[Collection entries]
+ + + +

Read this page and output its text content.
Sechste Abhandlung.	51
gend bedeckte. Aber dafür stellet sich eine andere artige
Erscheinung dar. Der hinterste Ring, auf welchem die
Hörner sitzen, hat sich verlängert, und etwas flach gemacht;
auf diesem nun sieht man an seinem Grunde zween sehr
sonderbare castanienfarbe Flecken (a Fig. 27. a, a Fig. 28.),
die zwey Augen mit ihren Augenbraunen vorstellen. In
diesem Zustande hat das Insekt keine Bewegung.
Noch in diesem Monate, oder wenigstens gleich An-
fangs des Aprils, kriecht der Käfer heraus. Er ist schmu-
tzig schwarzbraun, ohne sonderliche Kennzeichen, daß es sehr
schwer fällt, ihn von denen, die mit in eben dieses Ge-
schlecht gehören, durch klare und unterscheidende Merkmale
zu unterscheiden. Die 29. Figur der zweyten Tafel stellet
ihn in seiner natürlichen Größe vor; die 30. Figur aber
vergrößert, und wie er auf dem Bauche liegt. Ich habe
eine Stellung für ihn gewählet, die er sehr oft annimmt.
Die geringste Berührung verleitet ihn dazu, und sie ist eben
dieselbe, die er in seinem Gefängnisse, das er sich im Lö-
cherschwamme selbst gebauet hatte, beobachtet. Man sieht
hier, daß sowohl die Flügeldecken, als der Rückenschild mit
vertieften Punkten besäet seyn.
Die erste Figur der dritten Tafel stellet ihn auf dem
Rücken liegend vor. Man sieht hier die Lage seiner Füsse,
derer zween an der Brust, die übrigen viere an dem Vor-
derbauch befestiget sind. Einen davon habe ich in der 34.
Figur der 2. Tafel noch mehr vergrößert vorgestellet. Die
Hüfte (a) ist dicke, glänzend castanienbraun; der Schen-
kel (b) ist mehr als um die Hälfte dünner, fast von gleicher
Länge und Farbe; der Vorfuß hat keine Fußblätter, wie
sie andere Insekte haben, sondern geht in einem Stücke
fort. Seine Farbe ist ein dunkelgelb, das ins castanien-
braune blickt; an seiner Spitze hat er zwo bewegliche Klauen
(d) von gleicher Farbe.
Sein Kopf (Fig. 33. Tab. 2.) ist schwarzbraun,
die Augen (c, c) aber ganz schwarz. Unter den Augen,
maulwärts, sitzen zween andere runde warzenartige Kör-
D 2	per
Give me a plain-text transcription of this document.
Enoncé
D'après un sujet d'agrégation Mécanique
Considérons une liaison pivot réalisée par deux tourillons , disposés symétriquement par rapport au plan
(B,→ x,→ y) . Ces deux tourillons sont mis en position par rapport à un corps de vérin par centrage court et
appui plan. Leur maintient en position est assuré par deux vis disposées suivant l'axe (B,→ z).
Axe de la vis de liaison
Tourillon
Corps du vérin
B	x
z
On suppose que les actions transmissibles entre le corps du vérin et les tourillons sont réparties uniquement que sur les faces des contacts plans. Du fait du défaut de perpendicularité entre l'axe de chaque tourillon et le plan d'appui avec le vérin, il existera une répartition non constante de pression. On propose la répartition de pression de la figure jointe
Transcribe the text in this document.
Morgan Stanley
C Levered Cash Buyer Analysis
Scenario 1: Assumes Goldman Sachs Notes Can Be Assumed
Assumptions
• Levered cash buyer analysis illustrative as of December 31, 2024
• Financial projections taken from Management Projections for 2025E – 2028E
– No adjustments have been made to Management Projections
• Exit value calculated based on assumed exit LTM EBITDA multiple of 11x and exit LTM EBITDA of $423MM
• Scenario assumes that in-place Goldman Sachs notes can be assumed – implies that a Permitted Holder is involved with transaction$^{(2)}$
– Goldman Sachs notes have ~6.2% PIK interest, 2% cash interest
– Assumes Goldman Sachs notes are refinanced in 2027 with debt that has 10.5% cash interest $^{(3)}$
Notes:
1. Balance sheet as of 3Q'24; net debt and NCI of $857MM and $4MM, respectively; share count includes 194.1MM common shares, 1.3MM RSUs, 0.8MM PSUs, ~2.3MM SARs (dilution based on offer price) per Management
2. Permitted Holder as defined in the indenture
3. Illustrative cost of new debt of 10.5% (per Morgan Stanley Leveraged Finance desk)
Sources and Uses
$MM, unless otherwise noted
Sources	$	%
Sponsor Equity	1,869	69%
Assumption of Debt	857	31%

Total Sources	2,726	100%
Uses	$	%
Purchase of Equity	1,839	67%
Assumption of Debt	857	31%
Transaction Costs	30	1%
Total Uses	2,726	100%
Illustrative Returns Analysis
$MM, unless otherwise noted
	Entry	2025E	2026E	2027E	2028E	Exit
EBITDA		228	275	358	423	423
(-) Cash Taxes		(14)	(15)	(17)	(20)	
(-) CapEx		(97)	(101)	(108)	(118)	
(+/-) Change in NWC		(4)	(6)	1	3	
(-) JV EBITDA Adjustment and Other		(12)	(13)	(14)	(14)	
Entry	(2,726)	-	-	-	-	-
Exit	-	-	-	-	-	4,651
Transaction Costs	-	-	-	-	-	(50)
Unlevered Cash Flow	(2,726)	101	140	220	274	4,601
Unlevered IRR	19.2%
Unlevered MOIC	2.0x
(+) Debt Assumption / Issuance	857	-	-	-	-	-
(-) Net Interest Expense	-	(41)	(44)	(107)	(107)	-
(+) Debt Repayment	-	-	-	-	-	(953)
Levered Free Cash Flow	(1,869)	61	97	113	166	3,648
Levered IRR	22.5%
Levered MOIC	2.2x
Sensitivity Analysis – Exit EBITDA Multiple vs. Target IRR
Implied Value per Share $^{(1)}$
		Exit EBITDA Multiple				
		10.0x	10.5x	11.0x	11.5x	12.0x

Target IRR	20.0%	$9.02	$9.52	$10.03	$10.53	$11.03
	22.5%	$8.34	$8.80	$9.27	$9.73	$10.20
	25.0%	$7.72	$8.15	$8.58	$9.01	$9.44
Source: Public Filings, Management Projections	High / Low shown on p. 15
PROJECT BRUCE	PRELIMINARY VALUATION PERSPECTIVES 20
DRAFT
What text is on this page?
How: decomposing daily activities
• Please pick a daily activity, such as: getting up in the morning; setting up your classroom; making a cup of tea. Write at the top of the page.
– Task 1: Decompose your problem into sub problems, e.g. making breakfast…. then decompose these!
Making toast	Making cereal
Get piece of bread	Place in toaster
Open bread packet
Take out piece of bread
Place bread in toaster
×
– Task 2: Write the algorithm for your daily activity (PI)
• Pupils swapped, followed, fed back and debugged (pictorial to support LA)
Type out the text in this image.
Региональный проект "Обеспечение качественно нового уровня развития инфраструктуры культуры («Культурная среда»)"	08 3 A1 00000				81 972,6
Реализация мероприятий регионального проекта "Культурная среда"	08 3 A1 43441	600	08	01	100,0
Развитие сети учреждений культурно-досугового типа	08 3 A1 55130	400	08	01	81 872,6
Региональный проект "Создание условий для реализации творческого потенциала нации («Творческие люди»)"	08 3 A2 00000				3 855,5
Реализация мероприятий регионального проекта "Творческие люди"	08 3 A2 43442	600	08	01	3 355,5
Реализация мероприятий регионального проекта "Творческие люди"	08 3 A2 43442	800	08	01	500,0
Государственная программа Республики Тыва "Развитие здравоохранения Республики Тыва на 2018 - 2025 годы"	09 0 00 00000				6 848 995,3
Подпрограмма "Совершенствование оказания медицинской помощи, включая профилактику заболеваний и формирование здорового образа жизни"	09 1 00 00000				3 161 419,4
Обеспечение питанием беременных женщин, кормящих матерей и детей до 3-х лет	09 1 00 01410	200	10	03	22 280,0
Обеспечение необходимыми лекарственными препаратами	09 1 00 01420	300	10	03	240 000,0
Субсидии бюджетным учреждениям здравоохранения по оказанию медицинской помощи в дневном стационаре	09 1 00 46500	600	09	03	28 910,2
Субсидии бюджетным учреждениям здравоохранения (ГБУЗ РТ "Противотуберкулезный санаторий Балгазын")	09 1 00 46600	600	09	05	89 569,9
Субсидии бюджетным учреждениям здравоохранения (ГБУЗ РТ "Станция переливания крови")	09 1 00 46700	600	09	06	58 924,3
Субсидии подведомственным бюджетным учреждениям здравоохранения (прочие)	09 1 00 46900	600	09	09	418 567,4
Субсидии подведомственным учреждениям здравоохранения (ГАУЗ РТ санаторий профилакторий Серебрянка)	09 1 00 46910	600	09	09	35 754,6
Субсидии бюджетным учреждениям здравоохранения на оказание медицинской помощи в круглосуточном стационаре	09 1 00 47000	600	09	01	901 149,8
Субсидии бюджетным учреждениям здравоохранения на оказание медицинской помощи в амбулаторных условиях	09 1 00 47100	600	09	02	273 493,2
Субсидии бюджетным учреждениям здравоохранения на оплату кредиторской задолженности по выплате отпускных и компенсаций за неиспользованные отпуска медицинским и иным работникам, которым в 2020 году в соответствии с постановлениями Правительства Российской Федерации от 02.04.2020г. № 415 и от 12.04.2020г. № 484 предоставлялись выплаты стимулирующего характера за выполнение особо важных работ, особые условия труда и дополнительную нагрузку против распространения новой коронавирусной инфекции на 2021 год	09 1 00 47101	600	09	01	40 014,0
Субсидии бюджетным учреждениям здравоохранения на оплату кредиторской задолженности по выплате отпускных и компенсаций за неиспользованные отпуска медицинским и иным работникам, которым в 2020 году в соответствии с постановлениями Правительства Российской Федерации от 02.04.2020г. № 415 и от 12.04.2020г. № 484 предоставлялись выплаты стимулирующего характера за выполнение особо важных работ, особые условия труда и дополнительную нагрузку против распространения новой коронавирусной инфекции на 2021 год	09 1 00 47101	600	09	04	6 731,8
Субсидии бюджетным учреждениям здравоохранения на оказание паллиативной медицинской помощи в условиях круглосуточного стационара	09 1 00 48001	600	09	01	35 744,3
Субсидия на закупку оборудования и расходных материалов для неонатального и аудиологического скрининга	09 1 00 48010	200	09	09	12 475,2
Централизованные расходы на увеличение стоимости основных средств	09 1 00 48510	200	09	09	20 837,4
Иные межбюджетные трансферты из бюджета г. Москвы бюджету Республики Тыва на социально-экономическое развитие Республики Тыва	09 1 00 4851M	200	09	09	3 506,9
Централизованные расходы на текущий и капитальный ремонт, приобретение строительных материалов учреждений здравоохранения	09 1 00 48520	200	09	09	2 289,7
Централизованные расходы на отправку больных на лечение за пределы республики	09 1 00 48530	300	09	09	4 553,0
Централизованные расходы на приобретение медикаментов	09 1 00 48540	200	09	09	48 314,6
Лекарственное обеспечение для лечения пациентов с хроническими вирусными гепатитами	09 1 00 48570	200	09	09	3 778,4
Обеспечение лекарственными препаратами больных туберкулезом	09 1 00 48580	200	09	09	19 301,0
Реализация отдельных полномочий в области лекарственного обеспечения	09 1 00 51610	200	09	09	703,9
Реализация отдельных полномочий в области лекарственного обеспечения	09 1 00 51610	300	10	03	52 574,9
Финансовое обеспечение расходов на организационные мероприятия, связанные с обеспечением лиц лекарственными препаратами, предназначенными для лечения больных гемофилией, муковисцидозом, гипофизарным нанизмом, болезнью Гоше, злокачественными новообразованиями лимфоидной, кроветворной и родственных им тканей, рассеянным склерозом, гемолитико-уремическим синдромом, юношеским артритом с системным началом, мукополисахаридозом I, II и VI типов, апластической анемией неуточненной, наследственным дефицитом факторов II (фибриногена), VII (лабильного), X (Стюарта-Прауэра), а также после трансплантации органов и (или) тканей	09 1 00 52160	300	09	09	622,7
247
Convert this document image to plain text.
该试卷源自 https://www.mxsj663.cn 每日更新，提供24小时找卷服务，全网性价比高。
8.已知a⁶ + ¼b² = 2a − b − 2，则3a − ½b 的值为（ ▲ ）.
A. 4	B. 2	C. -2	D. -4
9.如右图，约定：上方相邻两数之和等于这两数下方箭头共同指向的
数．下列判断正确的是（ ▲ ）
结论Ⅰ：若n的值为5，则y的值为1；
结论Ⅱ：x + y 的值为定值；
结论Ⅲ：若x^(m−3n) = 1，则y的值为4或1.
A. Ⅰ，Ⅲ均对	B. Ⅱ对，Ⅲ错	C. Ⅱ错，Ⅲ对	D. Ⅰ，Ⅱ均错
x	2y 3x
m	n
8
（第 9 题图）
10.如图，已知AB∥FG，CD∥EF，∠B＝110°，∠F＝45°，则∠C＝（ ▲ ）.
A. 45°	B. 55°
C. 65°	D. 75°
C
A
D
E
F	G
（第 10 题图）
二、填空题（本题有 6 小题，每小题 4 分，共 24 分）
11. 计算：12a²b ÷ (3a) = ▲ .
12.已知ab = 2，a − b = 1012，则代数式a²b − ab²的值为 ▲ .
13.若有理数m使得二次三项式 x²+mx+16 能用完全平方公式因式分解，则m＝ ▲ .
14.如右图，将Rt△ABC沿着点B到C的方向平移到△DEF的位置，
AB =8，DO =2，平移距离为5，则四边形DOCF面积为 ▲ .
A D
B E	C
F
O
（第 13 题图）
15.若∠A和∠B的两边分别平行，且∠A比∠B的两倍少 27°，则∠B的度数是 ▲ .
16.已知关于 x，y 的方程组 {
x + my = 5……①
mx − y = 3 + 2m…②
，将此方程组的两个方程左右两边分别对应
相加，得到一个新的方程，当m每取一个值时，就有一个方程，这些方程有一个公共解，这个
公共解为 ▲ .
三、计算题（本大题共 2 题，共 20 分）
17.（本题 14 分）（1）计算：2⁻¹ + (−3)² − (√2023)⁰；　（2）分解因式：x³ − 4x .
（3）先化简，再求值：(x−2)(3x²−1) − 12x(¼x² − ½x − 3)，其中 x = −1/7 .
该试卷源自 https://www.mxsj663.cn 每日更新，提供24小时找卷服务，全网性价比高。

+ + + +

From the data above, gather every line that includes the word "Write".

• Please pick a daily activity, such as: getting up in the morning; setting up your classroom; making a cup of tea. Write at the top of the page.
– Task 2: Write the algorithm for your daily activity (PI)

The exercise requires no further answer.